*Instructions for the task*:
Your answer must consist of every line from the data below that includes the word "Applications".

─── Entries provided ───

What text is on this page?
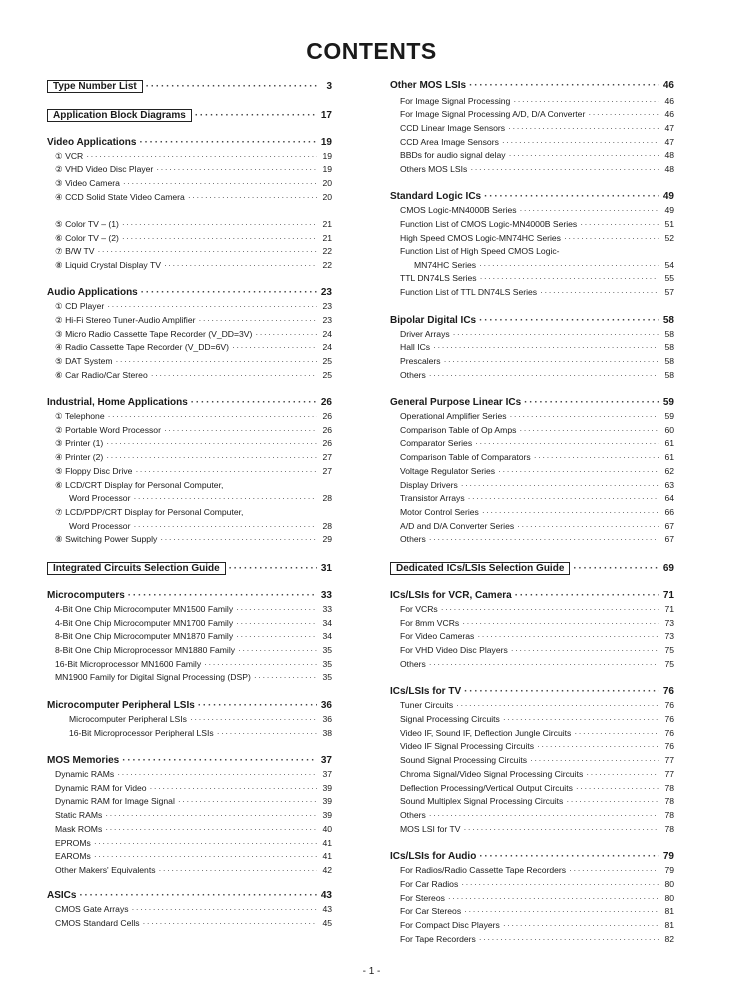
CONTENTS
Type Number List · · ·	3
Application Block Diagrams · · ·	17
Video Applications · · ·	19
① VCR · · ·	19
② VHD Video Disc Player · · ·	19
③ Video Camera · · ·	20
④ CCD Solid State Video Camera · · ·	20
⑤ Color TV – (1) · · ·	21
⑥ Color TV – (2) · · ·	21
⑦ B/W TV · · ·	22
⑧ Liquid Crystal Display TV · · ·	22
Audio Applications · · ·	23
① CD Player · · ·	23
② Hi-Fi Stereo Tuner-Audio Amplifier · · ·	23
③ Micro Radio Cassette Tape Recorder (V_DD=3V) · · ·	24
④ Radio Cassette Tape Recorder (V_DD=6V) · · ·	24
⑤ DAT System · · ·	25
⑥ Car Radio/Car Stereo · · ·	25
Industrial, Home Applications · · ·	26
① Telephone · · ·	26
② Portable Word Processor · · ·	26
③ Printer (1) · · ·	26
④ Printer (2) · · ·	27
⑤ Floppy Disc Drive · · ·	27
⑥ LCD/CRT Display for Personal Computer,
Word Processor · · ·	28
⑦ LCD/PDP/CRT Display for Personal Computer,
Word Processor · · ·	28
⑧ Switching Power Supply · · ·	29
Integrated Circuits Selection Guide · · ·	31
Microcomputers · · ·	33
4-Bit One Chip Microcomputer MN1500 Family · · ·	33
4-Bit One Chip Microcomputer MN1700 Family · · ·	34
8-Bit One Chip Microcomputer MN1870 Family · · ·	34
8-Bit One Chip Microprocessor MN1880 Family · · ·	35
16-Bit Microprocessor MN1600 Family · · ·	35
MN1900 Family for Digital Signal Processing (DSP) · · ·	35
Microcomputer Peripheral LSIs · · ·	36
Microcomputer Peripheral LSIs · · ·	36
16-Bit Microprocessor Peripheral LSIs · · ·	38
MOS Memories · · ·	37
Dynamic RAMs · · ·	37
Dynamic RAM for Video · · ·	39
Dynamic RAM for Image Signal · · ·	39
Static RAMs · · ·	39
Mask ROMs · · ·	40
EPROMs · · ·	41
EAROMs · · ·	41
Other Makers' Equivalents · · ·	42
ASICs · · ·	43
CMOS Gate Arrays · · ·	43
CMOS Standard Cells · · ·	45
Other MOS LSIs · · ·	46
For Image Signal Processing · · ·	46
For Image Signal Processing A/D, D/A Converter · · ·	46
CCD Linear Image Sensors · · ·	47
CCD Area Image Sensors · · ·	47
BBDs for audio signal delay · · ·	48
Others MOS LSIs · · ·	48
Standard Logic ICs · · ·	49
CMOS Logic-MN4000B Series · · ·	49
Function List of CMOS Logic-MN4000B Series · · ·	51
High Speed CMOS Logic-MN74HC Series · · ·	52
Function List of High Speed CMOS Logic-
MN74HC Series · · ·	54
TTL DN74LS Series · · ·	55
Function List of TTL DN74LS Series · · ·	57
Bipolar Digital ICs · · ·	58
Driver Arrays · · ·	58
Hall ICs · · ·	58
Prescalers · · ·	58
Others · · ·	58
General Purpose Linear ICs · · ·	59
Operational Amplifier Series · · ·	59
Comparison Table of Op Amps · · ·	60
Comparator Series · · ·	61
Comparison Table of Comparators · · ·	61
Voltage Regulator Series · · ·	62
Display Drivers · · ·	63
Transistor Arrays · · ·	64
Motor Control Series · · ·	66
A/D and D/A Converter Series · · ·	67
Others · · ·	67
Dedicated ICs/LSIs Selection Guide · · ·	69
ICs/LSIs for VCR, Camera · · ·	71
For VCRs · · ·	71
For 8mm VCRs · · ·	73
For Video Cameras · · ·	73
For VHD Video Disc Players · · ·	75
Others · · ·	75
ICs/LSIs for TV · · ·	76
Tuner Circuits · · ·	76
Signal Processing Circuits · · ·	76
Video IF, Sound IF, Deflection Jungle Circuits · · ·	76
Video IF Signal Processing Circuits · · ·	76
Sound Signal Processing Circuits · · ·	77
Chroma Signal/Video Signal Processing Circuits · · ·	77
Deflection Processing/Vertical Output Circuits · · ·	78
Sound Multiplex Signal Processing Circuits · · ·	78
Others · · ·	78
MOS LSI for TV · · ·	78
ICs/LSIs for Audio · · ·	79
For Radios/Radio Cassette Tape Recorders · · ·	79
For Car Radios · · ·	80
For Stereos · · ·	80
For Car Stereos · · ·	81
For Compact Disc Players · · ·	81
For Tape Recorders · · ·	82
- 1 -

───

*Written answer*:
Video Applications · · ·	19
Audio Applications · · ·	23
Industrial, Home Applications · · ·	26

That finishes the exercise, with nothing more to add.